[start LISTED RECORDS]
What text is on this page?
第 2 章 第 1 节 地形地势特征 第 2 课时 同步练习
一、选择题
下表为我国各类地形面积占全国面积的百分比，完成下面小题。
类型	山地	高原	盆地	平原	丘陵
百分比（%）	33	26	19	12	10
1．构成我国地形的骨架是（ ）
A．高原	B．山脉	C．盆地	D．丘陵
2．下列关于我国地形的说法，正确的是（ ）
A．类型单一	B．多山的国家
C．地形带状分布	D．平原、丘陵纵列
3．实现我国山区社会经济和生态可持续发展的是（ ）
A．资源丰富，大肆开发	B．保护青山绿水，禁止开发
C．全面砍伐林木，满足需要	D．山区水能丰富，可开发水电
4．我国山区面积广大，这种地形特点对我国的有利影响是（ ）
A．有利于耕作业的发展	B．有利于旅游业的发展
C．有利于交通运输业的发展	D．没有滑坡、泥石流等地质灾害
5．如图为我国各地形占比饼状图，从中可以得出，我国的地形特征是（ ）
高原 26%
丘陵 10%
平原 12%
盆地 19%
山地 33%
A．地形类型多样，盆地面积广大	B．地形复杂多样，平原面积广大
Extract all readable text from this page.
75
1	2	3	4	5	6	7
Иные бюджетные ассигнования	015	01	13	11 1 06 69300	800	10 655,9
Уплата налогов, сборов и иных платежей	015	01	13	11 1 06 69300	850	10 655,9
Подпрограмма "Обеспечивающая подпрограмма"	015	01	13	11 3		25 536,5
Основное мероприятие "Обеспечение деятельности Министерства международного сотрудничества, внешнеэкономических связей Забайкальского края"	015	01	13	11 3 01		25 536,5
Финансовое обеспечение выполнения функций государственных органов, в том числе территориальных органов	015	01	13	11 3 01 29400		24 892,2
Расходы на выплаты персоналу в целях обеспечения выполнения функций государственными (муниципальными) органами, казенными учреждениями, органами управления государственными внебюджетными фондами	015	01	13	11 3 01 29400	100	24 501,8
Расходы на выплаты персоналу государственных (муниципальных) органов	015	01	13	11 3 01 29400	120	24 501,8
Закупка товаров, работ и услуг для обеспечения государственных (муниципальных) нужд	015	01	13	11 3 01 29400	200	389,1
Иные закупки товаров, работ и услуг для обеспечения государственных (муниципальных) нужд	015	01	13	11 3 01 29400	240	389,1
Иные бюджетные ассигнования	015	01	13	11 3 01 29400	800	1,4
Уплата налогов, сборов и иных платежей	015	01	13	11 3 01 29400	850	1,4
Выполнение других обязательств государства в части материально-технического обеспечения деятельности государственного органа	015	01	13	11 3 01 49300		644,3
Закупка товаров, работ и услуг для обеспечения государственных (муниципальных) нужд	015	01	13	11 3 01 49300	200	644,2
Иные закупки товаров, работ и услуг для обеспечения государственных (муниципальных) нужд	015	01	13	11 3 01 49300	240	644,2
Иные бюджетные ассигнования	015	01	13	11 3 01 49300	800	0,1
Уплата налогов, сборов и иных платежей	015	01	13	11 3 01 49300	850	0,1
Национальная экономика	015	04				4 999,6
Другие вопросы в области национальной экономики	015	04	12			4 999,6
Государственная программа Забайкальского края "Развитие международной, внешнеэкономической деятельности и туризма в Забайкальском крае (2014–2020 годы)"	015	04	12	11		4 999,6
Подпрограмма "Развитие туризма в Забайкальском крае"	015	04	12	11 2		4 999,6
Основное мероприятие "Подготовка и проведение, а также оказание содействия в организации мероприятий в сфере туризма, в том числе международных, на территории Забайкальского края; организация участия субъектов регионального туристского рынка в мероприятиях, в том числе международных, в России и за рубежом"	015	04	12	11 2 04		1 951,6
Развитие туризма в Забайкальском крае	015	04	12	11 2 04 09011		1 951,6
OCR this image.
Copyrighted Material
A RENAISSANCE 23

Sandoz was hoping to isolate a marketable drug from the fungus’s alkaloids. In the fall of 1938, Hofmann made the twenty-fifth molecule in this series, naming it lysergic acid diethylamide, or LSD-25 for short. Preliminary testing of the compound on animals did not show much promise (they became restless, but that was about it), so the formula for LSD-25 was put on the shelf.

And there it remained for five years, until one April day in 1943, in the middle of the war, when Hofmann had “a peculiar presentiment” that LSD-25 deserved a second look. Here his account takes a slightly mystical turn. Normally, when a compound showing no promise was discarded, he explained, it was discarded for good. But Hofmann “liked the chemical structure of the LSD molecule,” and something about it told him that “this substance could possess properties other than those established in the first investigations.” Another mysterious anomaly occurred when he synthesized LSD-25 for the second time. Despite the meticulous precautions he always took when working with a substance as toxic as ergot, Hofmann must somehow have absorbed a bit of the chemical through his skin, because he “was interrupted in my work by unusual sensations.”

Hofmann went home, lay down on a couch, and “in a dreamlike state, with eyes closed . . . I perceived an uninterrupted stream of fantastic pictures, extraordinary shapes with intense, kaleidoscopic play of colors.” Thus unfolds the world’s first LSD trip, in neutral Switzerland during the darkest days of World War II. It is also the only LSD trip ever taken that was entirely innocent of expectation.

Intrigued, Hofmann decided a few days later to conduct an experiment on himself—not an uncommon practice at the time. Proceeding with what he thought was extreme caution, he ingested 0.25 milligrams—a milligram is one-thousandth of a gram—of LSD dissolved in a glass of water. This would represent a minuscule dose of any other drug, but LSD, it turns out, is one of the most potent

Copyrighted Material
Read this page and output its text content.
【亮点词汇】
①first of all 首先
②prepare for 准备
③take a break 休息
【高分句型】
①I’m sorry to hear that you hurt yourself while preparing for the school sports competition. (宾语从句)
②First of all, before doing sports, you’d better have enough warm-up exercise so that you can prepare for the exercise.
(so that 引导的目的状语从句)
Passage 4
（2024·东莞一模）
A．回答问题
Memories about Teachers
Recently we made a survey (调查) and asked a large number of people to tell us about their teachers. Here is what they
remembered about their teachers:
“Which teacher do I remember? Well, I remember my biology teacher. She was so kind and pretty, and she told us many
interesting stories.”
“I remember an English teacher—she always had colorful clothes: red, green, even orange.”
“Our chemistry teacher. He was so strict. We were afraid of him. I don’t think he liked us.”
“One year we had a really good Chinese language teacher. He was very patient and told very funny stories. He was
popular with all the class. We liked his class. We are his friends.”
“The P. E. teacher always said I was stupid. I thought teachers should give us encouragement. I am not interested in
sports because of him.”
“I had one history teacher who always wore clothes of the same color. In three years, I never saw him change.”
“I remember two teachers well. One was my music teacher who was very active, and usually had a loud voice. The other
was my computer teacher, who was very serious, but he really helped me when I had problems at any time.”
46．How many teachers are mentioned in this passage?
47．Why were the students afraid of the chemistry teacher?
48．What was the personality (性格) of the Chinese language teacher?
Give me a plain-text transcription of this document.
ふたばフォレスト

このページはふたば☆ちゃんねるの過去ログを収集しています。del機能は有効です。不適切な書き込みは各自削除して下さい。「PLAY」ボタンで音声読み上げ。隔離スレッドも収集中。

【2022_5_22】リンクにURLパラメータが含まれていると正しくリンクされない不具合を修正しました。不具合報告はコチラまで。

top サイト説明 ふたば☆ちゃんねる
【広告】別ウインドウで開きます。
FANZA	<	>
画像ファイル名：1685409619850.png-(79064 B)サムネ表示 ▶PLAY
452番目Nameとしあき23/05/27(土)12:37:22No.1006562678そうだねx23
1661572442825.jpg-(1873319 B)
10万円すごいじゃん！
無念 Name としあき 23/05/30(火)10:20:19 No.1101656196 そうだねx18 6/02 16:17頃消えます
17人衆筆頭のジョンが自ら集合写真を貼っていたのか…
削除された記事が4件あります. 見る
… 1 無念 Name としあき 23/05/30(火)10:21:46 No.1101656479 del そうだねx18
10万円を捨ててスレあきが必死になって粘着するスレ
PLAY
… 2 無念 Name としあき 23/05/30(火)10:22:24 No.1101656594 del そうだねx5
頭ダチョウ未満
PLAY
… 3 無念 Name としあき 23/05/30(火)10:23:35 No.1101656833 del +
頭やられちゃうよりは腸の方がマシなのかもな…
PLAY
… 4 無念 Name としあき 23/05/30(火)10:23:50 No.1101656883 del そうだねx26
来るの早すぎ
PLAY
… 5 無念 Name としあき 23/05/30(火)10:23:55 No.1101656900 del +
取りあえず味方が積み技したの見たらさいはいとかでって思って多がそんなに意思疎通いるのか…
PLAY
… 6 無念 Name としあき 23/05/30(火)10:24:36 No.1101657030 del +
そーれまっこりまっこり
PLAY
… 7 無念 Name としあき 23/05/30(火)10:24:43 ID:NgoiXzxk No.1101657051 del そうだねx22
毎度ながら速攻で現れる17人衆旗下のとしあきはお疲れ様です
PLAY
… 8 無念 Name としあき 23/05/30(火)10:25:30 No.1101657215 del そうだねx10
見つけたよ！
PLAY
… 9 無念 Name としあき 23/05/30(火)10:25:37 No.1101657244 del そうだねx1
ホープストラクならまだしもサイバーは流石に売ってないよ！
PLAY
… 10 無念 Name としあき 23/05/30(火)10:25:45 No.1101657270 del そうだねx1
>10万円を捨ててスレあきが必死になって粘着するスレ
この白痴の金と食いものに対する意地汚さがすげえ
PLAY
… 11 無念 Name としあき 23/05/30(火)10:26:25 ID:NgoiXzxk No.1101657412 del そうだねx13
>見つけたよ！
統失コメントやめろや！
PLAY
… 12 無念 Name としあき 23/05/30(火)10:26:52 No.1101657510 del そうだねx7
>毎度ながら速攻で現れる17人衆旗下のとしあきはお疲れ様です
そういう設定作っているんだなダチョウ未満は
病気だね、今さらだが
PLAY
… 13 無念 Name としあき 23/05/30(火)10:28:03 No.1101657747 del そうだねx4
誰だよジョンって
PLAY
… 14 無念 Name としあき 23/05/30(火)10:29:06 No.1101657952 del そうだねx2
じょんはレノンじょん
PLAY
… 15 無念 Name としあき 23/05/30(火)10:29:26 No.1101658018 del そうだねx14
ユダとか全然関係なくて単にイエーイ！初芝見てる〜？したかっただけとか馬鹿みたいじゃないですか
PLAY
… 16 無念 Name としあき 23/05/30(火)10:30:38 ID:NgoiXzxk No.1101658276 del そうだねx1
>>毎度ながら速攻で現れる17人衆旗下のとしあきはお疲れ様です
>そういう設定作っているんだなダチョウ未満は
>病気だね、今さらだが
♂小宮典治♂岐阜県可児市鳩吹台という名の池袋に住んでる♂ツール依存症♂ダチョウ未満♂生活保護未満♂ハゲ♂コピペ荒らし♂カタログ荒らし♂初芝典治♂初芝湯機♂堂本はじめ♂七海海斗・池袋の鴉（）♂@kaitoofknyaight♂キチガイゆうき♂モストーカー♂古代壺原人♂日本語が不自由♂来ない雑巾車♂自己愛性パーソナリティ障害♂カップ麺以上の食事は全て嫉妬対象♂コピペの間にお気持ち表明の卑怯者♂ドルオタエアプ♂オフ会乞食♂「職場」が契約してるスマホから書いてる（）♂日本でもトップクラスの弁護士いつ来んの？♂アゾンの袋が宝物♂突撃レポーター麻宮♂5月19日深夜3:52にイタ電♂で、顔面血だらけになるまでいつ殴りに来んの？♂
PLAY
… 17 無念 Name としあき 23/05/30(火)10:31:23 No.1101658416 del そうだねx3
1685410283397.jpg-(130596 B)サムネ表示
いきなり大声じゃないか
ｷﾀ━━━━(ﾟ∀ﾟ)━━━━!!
[end LISTED RECORDS]
Pick out lines containing the word "сборов", each one as written.

Уплата налогов, сборов и иных платежей	015	01	13	11 1 06 69300	850	10 655,9
Уплата налогов, сборов и иных платежей	015	01	13	11 3 01 29400	850	1,4
Уплата налогов, сборов и иных платежей	015	01	13	11 3 01 49300	850	0,1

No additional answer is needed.